(Extracted data entries)

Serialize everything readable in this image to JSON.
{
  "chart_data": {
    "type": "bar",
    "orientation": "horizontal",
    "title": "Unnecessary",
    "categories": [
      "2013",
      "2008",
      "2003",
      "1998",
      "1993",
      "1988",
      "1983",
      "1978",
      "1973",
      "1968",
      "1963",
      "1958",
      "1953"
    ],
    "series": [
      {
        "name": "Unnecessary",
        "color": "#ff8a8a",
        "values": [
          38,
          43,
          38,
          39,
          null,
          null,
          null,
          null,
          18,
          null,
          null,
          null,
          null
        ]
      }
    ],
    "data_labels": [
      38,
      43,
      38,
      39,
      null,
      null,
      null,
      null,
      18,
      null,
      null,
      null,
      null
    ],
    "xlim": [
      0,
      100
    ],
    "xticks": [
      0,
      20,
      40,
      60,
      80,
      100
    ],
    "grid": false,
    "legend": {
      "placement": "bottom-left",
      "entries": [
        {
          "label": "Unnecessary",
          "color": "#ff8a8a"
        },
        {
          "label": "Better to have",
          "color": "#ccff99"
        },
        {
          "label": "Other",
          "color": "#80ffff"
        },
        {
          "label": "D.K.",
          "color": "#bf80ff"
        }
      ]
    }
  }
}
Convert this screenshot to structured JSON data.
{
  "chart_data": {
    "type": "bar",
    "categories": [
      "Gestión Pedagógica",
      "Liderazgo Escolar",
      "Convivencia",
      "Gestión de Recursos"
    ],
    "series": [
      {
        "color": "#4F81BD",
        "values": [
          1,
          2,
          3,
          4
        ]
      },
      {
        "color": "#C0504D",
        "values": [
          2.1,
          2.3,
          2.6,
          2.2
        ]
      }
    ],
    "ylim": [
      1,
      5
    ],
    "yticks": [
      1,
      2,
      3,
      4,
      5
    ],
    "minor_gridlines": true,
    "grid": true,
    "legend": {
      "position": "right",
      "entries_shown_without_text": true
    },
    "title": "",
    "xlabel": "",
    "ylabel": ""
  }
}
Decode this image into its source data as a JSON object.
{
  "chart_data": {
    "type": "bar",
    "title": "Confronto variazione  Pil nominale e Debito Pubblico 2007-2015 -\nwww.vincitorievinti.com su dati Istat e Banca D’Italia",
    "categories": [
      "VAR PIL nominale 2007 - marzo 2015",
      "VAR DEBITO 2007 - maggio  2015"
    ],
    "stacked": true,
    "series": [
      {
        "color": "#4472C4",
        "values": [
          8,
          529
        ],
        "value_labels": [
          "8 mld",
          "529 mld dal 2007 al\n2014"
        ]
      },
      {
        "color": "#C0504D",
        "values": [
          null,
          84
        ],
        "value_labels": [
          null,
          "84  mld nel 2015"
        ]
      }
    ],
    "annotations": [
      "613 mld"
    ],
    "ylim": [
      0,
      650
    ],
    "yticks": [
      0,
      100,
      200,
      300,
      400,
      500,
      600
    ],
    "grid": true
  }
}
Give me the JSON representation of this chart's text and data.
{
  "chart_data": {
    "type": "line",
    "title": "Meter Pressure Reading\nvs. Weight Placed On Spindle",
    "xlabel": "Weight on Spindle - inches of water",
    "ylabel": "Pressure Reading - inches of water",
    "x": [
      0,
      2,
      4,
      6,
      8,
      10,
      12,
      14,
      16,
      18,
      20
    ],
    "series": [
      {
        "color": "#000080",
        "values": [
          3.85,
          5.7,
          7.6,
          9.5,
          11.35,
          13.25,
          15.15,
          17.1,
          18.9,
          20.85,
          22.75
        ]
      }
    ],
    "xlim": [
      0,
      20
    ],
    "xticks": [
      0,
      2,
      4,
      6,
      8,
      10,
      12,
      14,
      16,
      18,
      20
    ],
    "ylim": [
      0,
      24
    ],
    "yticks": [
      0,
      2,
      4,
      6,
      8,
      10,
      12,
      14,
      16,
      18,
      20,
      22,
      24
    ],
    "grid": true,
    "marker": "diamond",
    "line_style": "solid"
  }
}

** Required task **
All entries shown above should be printed again exactly.

** Result for this task **
Serialize everything readable in this image to JSON.
{
  "chart_data": {
    "type": "bar",
    "orientation": "horizontal",
    "title": "Unnecessary",
    "categories": [
      "2013",
      "2008",
      "2003",
      "1998",
      "1993",
      "1988",
      "1983",
      "1978",
      "1973",
      "1968",
      "1963",
      "1958",
      "1953"
    ],
    "series": [
      {
        "name": "Unnecessary",
        "color": "#ff8a8a",
        "values": [
          38,
          43,
          38,
          39,
          null,
          null,
          null,
          null,
          18,
          null,
          null,
          null,
          null
        ]
      }
    ],
    "data_labels": [
      38,
      43,
      38,
      39,
      null,
      null,
      null,
      null,
      18,
      null,
      null,
      null,
      null
    ],
    "xlim": [
      0,
      100
    ],
    "xticks": [
      0,
      20,
      40,
      60,
      80,
      100
    ],
    "grid": false,
    "legend": {
      "placement": "bottom-left",
      "entries": [
        {
          "label": "Unnecessary",
          "color": "#ff8a8a"
        },
        {
          "label": "Better to have",
          "color": "#ccff99"
        },
        {
          "label": "Other",
          "color": "#80ffff"
        },
        {
          "label": "D.K.",
          "color": "#bf80ff"
        }
      ]
    }
  }
}
Convert this screenshot to structured JSON data.
{
  "chart_data": {
    "type": "bar",
    "categories": [
      "Gestión Pedagógica",
      "Liderazgo Escolar",
      "Convivencia",
      "Gestión de Recursos"
    ],
    "series": [
      {
        "color": "#4F81BD",
        "values": [
          1,
          2,
          3,
          4
        ]
      },
      {
        "color": "#C0504D",
        "values": [
          2.1,
          2.3,
          2.6,
          2.2
        ]
      }
    ],
    "ylim": [
      1,
      5
    ],
    "yticks": [
      1,
      2,
      3,
      4,
      5
    ],
    "minor_gridlines": true,
    "grid": true,
    "legend": {
      "position": "right",
      "entries_shown_without_text": true
    },
    "title": "",
    "xlabel": "",
    "ylabel": ""
  }
}
Decode this image into its source data as a JSON object.
{
  "chart_data": {
    "type": "bar",
    "title": "Confronto variazione  Pil nominale e Debito Pubblico 2007-2015 -\nwww.vincitorievinti.com su dati Istat e Banca D’Italia",
    "categories": [
      "VAR PIL nominale 2007 - marzo 2015",
      "VAR DEBITO 2007 - maggio  2015"
    ],
    "stacked": true,
    "series": [
      {
        "color": "#4472C4",
        "values": [
          8,
          529
        ],
        "value_labels": [
          "8 mld",
          "529 mld dal 2007 al\n2014"
        ]
      },
      {
        "color": "#C0504D",
        "values": [
          null,
          84
        ],
        "value_labels": [
          null,
          "84  mld nel 2015"
        ]
      }
    ],
    "annotations": [
      "613 mld"
    ],
    "ylim": [
      0,
      650
    ],
    "yticks": [
      0,
      100,
      200,
      300,
      400,
      500,
      600
    ],
    "grid": true
  }
}
Give me the JSON representation of this chart's text and data.
{
  "chart_data": {
    "type": "line",
    "title": "Meter Pressure Reading\nvs. Weight Placed On Spindle",
    "xlabel": "Weight on Spindle - inches of water",
    "ylabel": "Pressure Reading - inches of water",
    "x": [
      0,
      2,
      4,
      6,
      8,
      10,
      12,
      14,
      16,
      18,
      20
    ],
    "series": [
      {
        "color": "#000080",
        "values": [
          3.85,
          5.7,
          7.6,
          9.5,
          11.35,
          13.25,
          15.15,
          17.1,
          18.9,
          20.85,
          22.75
        ]
      }
    ],
    "xlim": [
      0,
      20
    ],
    "xticks": [
      0,
      2,
      4,
      6,
      8,
      10,
      12,
      14,
      16,
      18,
      20
    ],
    "ylim": [
      0,
      24
    ],
    "yticks": [
      0,
      2,
      4,
      6,
      8,
      10,
      12,
      14,
      16,
      18,
      20,
      22,
      24
    ],
    "grid": true,
    "marker": "diamond",
    "line_style": "solid"
  }
}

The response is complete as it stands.